* Aim of the exercise *
Find all the lines with "hearts" and gather them.

Stored data
########################################

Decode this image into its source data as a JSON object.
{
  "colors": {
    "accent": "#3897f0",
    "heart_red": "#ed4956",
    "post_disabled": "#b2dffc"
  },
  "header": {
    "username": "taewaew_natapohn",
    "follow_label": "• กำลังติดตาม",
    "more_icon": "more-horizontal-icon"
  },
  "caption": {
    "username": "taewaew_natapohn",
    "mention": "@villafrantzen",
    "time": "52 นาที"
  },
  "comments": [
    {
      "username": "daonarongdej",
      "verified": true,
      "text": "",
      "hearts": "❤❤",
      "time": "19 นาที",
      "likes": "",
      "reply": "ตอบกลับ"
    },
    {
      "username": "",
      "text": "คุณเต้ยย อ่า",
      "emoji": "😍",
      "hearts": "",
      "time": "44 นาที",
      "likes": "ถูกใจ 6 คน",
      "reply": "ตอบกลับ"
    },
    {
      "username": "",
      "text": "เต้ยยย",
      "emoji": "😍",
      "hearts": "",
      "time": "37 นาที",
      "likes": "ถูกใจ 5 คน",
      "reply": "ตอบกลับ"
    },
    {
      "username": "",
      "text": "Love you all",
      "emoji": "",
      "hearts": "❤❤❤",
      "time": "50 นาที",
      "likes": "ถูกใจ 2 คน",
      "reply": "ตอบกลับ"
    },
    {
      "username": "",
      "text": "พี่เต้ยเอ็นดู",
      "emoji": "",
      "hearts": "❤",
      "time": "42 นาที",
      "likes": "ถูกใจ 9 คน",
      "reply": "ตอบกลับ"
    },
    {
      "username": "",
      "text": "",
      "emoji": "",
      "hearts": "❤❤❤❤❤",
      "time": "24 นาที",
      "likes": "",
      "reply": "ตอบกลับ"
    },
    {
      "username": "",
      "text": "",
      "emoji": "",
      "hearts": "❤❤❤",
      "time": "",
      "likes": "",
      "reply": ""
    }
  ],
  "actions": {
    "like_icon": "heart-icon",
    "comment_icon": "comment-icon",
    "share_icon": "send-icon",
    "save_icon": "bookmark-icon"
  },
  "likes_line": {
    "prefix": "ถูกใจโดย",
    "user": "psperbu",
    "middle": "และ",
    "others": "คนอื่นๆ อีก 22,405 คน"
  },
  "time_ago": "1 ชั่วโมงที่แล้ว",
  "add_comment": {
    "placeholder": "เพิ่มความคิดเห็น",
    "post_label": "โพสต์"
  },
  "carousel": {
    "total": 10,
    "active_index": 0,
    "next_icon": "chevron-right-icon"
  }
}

########################################

* Right answer *
      "hearts": "❤❤",
      "hearts": "",
      "hearts": "",
      "hearts": "❤❤❤",
      "hearts": "❤",
      "hearts": "❤❤❤❤❤",
      "hearts": "❤❤❤",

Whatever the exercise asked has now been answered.